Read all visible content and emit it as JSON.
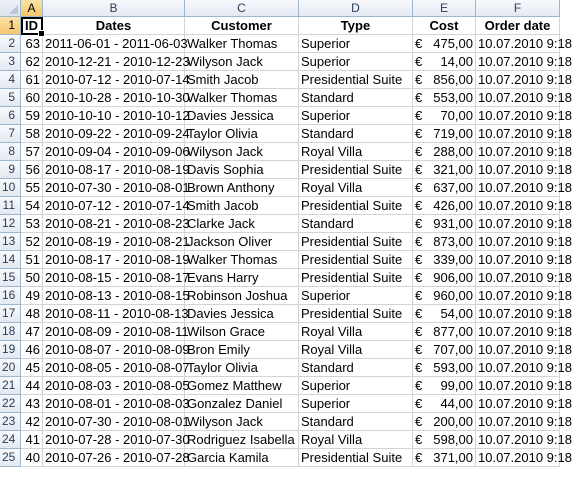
{
  "columns": [
    "A",
    "B",
    "C",
    "D",
    "E",
    "F"
  ],
  "headers": {
    "id": "ID",
    "dates": "Dates",
    "customer": "Customer",
    "type": "Type",
    "cost": "Cost",
    "order_date": "Order date"
  },
  "header_row_number": "1",
  "currency_symbol": "€",
  "rows": [
    {
      "n": "2",
      "id": "63",
      "dates": "2011-06-01 - 2011-06-03",
      "customer": "Walker Thomas",
      "type": "Superior",
      "cost": "475,00",
      "order_date": "10.07.2010 9:18"
    },
    {
      "n": "3",
      "id": "62",
      "dates": "2010-12-21 - 2010-12-23",
      "customer": "Wilyson Jack",
      "type": "Superior",
      "cost": "14,00",
      "order_date": "10.07.2010 9:18"
    },
    {
      "n": "4",
      "id": "61",
      "dates": "2010-07-12 - 2010-07-14",
      "customer": "Smith Jacob",
      "type": "Presidential Suite",
      "cost": "856,00",
      "order_date": "10.07.2010 9:18"
    },
    {
      "n": "5",
      "id": "60",
      "dates": "2010-10-28 - 2010-10-30",
      "customer": "Walker Thomas",
      "type": "Standard",
      "cost": "553,00",
      "order_date": "10.07.2010 9:18"
    },
    {
      "n": "6",
      "id": "59",
      "dates": "2010-10-10 - 2010-10-12",
      "customer": "Davies Jessica",
      "type": "Superior",
      "cost": "70,00",
      "order_date": "10.07.2010 9:18"
    },
    {
      "n": "7",
      "id": "58",
      "dates": "2010-09-22 - 2010-09-24",
      "customer": "Taylor Olivia",
      "type": "Standard",
      "cost": "719,00",
      "order_date": "10.07.2010 9:18"
    },
    {
      "n": "8",
      "id": "57",
      "dates": "2010-09-04 - 2010-09-06",
      "customer": "Wilyson Jack",
      "type": "Royal Villa",
      "cost": "288,00",
      "order_date": "10.07.2010 9:18"
    },
    {
      "n": "9",
      "id": "56",
      "dates": "2010-08-17 - 2010-08-19",
      "customer": "Davis Sophia",
      "type": "Presidential Suite",
      "cost": "321,00",
      "order_date": "10.07.2010 9:18"
    },
    {
      "n": "10",
      "id": "55",
      "dates": "2010-07-30 - 2010-08-01",
      "customer": "Brown Anthony",
      "type": "Royal Villa",
      "cost": "637,00",
      "order_date": "10.07.2010 9:18"
    },
    {
      "n": "11",
      "id": "54",
      "dates": "2010-07-12 - 2010-07-14",
      "customer": "Smith Jacob",
      "type": "Presidential Suite",
      "cost": "426,00",
      "order_date": "10.07.2010 9:18"
    },
    {
      "n": "12",
      "id": "53",
      "dates": "2010-08-21 - 2010-08-23",
      "customer": "Clarke Jack",
      "type": "Standard",
      "cost": "931,00",
      "order_date": "10.07.2010 9:18"
    },
    {
      "n": "13",
      "id": "52",
      "dates": "2010-08-19 - 2010-08-21",
      "customer": "Jackson Oliver",
      "type": "Presidential Suite",
      "cost": "873,00",
      "order_date": "10.07.2010 9:18"
    },
    {
      "n": "14",
      "id": "51",
      "dates": "2010-08-17 - 2010-08-19",
      "customer": "Walker Thomas",
      "type": "Presidential Suite",
      "cost": "339,00",
      "order_date": "10.07.2010 9:18"
    },
    {
      "n": "15",
      "id": "50",
      "dates": "2010-08-15 - 2010-08-17",
      "customer": "Evans Harry",
      "type": "Presidential Suite",
      "cost": "906,00",
      "order_date": "10.07.2010 9:18"
    },
    {
      "n": "16",
      "id": "49",
      "dates": "2010-08-13 - 2010-08-15",
      "customer": "Robinson Joshua",
      "type": "Superior",
      "cost": "960,00",
      "order_date": "10.07.2010 9:18"
    },
    {
      "n": "17",
      "id": "48",
      "dates": "2010-08-11 - 2010-08-13",
      "customer": "Davies Jessica",
      "type": "Presidential Suite",
      "cost": "54,00",
      "order_date": "10.07.2010 9:18"
    },
    {
      "n": "18",
      "id": "47",
      "dates": "2010-08-09 - 2010-08-11",
      "customer": "Wilson Grace",
      "type": "Royal Villa",
      "cost": "877,00",
      "order_date": "10.07.2010 9:18"
    },
    {
      "n": "19",
      "id": "46",
      "dates": "2010-08-07 - 2010-08-09",
      "customer": "Bron Emily",
      "type": "Royal Villa",
      "cost": "707,00",
      "order_date": "10.07.2010 9:18"
    },
    {
      "n": "20",
      "id": "45",
      "dates": "2010-08-05 - 2010-08-07",
      "customer": "Taylor Olivia",
      "type": "Standard",
      "cost": "593,00",
      "order_date": "10.07.2010 9:18"
    },
    {
      "n": "21",
      "id": "44",
      "dates": "2010-08-03 - 2010-08-05",
      "customer": "Gomez Matthew",
      "type": "Superior",
      "cost": "99,00",
      "order_date": "10.07.2010 9:18"
    },
    {
      "n": "22",
      "id": "43",
      "dates": "2010-08-01 - 2010-08-03",
      "customer": "Gonzalez Daniel",
      "type": "Superior",
      "cost": "44,00",
      "order_date": "10.07.2010 9:18"
    },
    {
      "n": "23",
      "id": "42",
      "dates": "2010-07-30 - 2010-08-01",
      "customer": "Wilyson Jack",
      "type": "Standard",
      "cost": "200,00",
      "order_date": "10.07.2010 9:18"
    },
    {
      "n": "24",
      "id": "41",
      "dates": "2010-07-28 - 2010-07-30",
      "customer": "Rodriguez Isabella",
      "type": "Royal Villa",
      "cost": "598,00",
      "order_date": "10.07.2010 9:18"
    },
    {
      "n": "25",
      "id": "40",
      "dates": "2010-07-26 - 2010-07-28",
      "customer": "Garcia Kamila",
      "type": "Presidential Suite",
      "cost": "371,00",
      "order_date": "10.07.2010 9:18"
    }
  ]
}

::::::

* _Exercise details_
Retype each record exactly as it stands, but do not include the pictures.

* _Completed task_
Read all visible content and emit it as JSON.
{
  "columns": [
    "A",
    "B",
    "C",
    "D",
    "E",
    "F"
  ],
  "headers": {
    "id": "ID",
    "dates": "Dates",
    "customer": "Customer",
    "type": "Type",
    "cost": "Cost",
    "order_date": "Order date"
  },
  "header_row_number": "1",
  "currency_symbol": "€",
  "rows": [
    {
      "n": "2",
      "id": "63",
      "dates": "2011-06-01 - 2011-06-03",
      "customer": "Walker Thomas",
      "type": "Superior",
      "cost": "475,00",
      "order_date": "10.07.2010 9:18"
    },
    {
      "n": "3",
      "id": "62",
      "dates": "2010-12-21 - 2010-12-23",
      "customer": "Wilyson Jack",
      "type": "Superior",
      "cost": "14,00",
      "order_date": "10.07.2010 9:18"
    },
    {
      "n": "4",
      "id": "61",
      "dates": "2010-07-12 - 2010-07-14",
      "customer": "Smith Jacob",
      "type": "Presidential Suite",
      "cost": "856,00",
      "order_date": "10.07.2010 9:18"
    },
    {
      "n": "5",
      "id": "60",
      "dates": "2010-10-28 - 2010-10-30",
      "customer": "Walker Thomas",
      "type": "Standard",
      "cost": "553,00",
      "order_date": "10.07.2010 9:18"
    },
    {
      "n": "6",
      "id": "59",
      "dates": "2010-10-10 - 2010-10-12",
      "customer": "Davies Jessica",
      "type": "Superior",
      "cost": "70,00",
      "order_date": "10.07.2010 9:18"
    },
    {
      "n": "7",
      "id": "58",
      "dates": "2010-09-22 - 2010-09-24",
      "customer": "Taylor Olivia",
      "type": "Standard",
      "cost": "719,00",
      "order_date": "10.07.2010 9:18"
    },
    {
      "n": "8",
      "id": "57",
      "dates": "2010-09-04 - 2010-09-06",
      "customer": "Wilyson Jack",
      "type": "Royal Villa",
      "cost": "288,00",
      "order_date": "10.07.2010 9:18"
    },
    {
      "n": "9",
      "id": "56",
      "dates": "2010-08-17 - 2010-08-19",
      "customer": "Davis Sophia",
      "type": "Presidential Suite",
      "cost": "321,00",
      "order_date": "10.07.2010 9:18"
    },
    {
      "n": "10",
      "id": "55",
      "dates": "2010-07-30 - 2010-08-01",
      "customer": "Brown Anthony",
      "type": "Royal Villa",
      "cost": "637,00",
      "order_date": "10.07.2010 9:18"
    },
    {
      "n": "11",
      "id": "54",
      "dates": "2010-07-12 - 2010-07-14",
      "customer": "Smith Jacob",
      "type": "Presidential Suite",
      "cost": "426,00",
      "order_date": "10.07.2010 9:18"
    },
    {
      "n": "12",
      "id": "53",
      "dates": "2010-08-21 - 2010-08-23",
      "customer": "Clarke Jack",
      "type": "Standard",
      "cost": "931,00",
      "order_date": "10.07.2010 9:18"
    },
    {
      "n": "13",
      "id": "52",
      "dates": "2010-08-19 - 2010-08-21",
      "customer": "Jackson Oliver",
      "type": "Presidential Suite",
      "cost": "873,00",
      "order_date": "10.07.2010 9:18"
    },
    {
      "n": "14",
      "id": "51",
      "dates": "2010-08-17 - 2010-08-19",
      "customer": "Walker Thomas",
      "type": "Presidential Suite",
      "cost": "339,00",
      "order_date": "10.07.2010 9:18"
    },
    {
      "n": "15",
      "id": "50",
      "dates": "2010-08-15 - 2010-08-17",
      "customer": "Evans Harry",
      "type": "Presidential Suite",
      "cost": "906,00",
      "order_date": "10.07.2010 9:18"
    },
    {
      "n": "16",
      "id": "49",
      "dates": "2010-08-13 - 2010-08-15",
      "customer": "Robinson Joshua",
      "type": "Superior",
      "cost": "960,00",
      "order_date": "10.07.2010 9:18"
    },
    {
      "n": "17",
      "id": "48",
      "dates": "2010-08-11 - 2010-08-13",
      "customer": "Davies Jessica",
      "type": "Presidential Suite",
      "cost": "54,00",
      "order_date": "10.07.2010 9:18"
    },
    {
      "n": "18",
      "id": "47",
      "dates": "2010-08-09 - 2010-08-11",
      "customer": "Wilson Grace",
      "type": "Royal Villa",
      "cost": "877,00",
      "order_date": "10.07.2010 9:18"
    },
    {
      "n": "19",
      "id": "46",
      "dates": "2010-08-07 - 2010-08-09",
      "customer": "Bron Emily",
      "type": "Royal Villa",
      "cost": "707,00",
      "order_date": "10.07.2010 9:18"
    },
    {
      "n": "20",
      "id": "45",
      "dates": "2010-08-05 - 2010-08-07",
      "customer": "Taylor Olivia",
      "type": "Standard",
      "cost": "593,00",
      "order_date": "10.07.2010 9:18"
    },
    {
      "n": "21",
      "id": "44",
      "dates": "2010-08-03 - 2010-08-05",
      "customer": "Gomez Matthew",
      "type": "Superior",
      "cost": "99,00",
      "order_date": "10.07.2010 9:18"
    },
    {
      "n": "22",
      "id": "43",
      "dates": "2010-08-01 - 2010-08-03",
      "customer": "Gonzalez Daniel",
      "type": "Superior",
      "cost": "44,00",
      "order_date": "10.07.2010 9:18"
    },
    {
      "n": "23",
      "id": "42",
      "dates": "2010-07-30 - 2010-08-01",
      "customer": "Wilyson Jack",
      "type": "Standard",
      "cost": "200,00",
      "order_date": "10.07.2010 9:18"
    },
    {
      "n": "24",
      "id": "41",
      "dates": "2010-07-28 - 2010-07-30",
      "customer": "Rodriguez Isabella",
      "type": "Royal Villa",
      "cost": "598,00",
      "order_date": "10.07.2010 9:18"
    },
    {
      "n": "25",
      "id": "40",
      "dates": "2010-07-26 - 2010-07-28",
      "customer": "Garcia Kamila",
      "type": "Presidential Suite",
      "cost": "371,00",
      "order_date": "10.07.2010 9:18"
    }
  ]
}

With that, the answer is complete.